> [INSTRUCTIONS TO FOLLOW]:
Pull every line with the word "annotation" out of the entries below.

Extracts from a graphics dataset
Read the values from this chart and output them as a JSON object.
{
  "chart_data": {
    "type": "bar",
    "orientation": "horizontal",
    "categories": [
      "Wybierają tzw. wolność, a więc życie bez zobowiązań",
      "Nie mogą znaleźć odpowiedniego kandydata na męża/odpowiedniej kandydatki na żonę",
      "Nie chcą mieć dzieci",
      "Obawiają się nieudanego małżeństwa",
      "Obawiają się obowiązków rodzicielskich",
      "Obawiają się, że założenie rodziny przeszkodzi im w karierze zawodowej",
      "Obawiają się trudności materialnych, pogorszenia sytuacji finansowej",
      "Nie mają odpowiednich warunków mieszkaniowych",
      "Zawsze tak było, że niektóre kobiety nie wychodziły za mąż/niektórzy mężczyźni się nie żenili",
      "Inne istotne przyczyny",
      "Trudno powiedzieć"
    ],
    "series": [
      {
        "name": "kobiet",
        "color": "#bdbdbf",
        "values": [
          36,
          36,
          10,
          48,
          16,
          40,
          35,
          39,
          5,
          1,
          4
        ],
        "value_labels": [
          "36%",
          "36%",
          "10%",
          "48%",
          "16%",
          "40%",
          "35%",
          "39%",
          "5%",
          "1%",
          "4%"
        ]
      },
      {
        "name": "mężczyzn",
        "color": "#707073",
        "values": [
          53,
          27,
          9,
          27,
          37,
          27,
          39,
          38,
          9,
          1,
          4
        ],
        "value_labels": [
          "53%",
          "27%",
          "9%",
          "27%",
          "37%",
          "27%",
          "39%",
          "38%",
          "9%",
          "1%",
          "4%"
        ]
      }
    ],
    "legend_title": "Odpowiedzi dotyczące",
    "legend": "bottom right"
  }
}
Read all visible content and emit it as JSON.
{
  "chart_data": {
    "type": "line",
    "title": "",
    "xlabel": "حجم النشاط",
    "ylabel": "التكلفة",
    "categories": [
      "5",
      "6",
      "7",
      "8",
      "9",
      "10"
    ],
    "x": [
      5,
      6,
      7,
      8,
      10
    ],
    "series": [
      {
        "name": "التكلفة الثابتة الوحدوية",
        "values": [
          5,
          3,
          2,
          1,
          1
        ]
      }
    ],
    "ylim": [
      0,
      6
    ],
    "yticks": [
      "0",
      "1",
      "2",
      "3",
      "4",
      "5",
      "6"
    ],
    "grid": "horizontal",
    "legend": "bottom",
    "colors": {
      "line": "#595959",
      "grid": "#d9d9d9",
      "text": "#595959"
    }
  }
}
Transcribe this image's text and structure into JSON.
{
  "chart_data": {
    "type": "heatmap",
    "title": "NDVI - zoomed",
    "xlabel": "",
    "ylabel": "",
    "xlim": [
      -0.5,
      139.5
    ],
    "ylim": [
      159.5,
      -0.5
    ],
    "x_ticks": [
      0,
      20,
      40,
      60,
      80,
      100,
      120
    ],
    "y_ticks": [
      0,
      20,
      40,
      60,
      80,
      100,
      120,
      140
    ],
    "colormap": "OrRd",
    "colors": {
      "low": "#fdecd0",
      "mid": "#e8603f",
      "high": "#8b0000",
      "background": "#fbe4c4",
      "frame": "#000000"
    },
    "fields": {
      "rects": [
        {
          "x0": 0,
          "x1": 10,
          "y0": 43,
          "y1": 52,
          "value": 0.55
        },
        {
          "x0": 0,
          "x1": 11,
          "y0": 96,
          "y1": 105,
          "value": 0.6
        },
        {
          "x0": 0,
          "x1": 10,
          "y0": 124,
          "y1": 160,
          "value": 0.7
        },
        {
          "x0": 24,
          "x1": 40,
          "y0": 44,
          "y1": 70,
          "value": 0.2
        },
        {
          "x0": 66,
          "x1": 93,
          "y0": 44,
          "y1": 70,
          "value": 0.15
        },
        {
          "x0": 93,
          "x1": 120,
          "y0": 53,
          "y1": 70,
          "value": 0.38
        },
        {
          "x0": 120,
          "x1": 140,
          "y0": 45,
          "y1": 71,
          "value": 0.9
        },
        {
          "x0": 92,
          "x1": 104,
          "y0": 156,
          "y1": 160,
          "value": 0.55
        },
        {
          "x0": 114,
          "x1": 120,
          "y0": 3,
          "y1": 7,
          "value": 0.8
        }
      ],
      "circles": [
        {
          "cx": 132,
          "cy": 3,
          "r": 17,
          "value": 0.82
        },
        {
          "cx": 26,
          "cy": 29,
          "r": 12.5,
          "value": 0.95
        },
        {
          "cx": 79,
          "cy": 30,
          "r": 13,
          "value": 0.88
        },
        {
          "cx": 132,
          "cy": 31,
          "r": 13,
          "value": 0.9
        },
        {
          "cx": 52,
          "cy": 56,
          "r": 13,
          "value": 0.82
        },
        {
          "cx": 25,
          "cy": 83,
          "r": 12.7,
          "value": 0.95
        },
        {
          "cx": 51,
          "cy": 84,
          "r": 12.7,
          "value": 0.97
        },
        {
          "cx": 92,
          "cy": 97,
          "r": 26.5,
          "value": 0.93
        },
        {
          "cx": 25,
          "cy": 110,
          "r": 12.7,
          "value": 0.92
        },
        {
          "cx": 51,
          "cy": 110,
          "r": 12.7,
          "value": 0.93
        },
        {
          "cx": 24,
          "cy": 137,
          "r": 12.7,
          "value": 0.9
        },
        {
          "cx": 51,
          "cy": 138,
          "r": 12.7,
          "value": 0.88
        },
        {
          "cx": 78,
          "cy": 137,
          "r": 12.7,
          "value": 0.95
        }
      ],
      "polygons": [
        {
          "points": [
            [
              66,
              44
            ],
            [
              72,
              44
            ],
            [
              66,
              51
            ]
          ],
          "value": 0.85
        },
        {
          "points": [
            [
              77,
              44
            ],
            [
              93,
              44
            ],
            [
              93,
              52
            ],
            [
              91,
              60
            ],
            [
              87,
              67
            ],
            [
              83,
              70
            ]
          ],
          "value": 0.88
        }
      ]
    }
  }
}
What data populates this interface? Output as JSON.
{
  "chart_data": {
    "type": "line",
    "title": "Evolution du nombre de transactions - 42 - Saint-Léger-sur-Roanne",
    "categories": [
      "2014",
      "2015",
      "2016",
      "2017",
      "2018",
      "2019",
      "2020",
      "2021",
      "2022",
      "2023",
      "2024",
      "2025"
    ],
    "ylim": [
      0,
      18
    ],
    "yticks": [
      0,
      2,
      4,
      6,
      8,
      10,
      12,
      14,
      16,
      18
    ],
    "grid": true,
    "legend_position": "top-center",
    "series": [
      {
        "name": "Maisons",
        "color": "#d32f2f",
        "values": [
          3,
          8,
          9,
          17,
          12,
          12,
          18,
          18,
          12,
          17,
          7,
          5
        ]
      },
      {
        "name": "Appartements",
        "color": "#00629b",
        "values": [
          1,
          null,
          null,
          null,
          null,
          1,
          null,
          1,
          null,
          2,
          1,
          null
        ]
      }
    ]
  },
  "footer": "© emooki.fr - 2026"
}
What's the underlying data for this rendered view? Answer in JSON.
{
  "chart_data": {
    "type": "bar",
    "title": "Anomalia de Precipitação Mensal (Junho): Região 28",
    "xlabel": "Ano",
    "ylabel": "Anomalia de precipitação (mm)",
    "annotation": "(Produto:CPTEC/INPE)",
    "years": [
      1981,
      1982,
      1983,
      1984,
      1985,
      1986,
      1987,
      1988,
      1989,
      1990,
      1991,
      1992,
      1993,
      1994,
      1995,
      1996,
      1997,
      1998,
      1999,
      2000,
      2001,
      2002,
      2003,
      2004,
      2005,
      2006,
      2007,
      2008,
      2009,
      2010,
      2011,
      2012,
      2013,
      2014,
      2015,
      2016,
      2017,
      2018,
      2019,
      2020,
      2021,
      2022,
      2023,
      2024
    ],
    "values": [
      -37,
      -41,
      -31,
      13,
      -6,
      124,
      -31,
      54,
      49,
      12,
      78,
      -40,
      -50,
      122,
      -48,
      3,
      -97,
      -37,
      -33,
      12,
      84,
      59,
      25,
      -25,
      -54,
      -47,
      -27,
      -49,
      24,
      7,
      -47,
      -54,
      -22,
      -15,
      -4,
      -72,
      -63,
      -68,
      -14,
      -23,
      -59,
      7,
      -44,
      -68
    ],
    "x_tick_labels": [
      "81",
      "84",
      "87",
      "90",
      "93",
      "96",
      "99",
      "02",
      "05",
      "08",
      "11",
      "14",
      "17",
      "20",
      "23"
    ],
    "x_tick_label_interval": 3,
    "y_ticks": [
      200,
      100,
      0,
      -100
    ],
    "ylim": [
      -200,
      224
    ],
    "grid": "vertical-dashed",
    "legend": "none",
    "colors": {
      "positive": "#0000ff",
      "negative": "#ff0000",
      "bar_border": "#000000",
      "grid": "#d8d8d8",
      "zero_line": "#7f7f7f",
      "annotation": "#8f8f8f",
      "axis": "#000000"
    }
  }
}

> [SOLUTION TO THIS TASK]:
    "annotation": "(Produto:CPTEC/INPE)",
      "annotation": "#8f8f8f",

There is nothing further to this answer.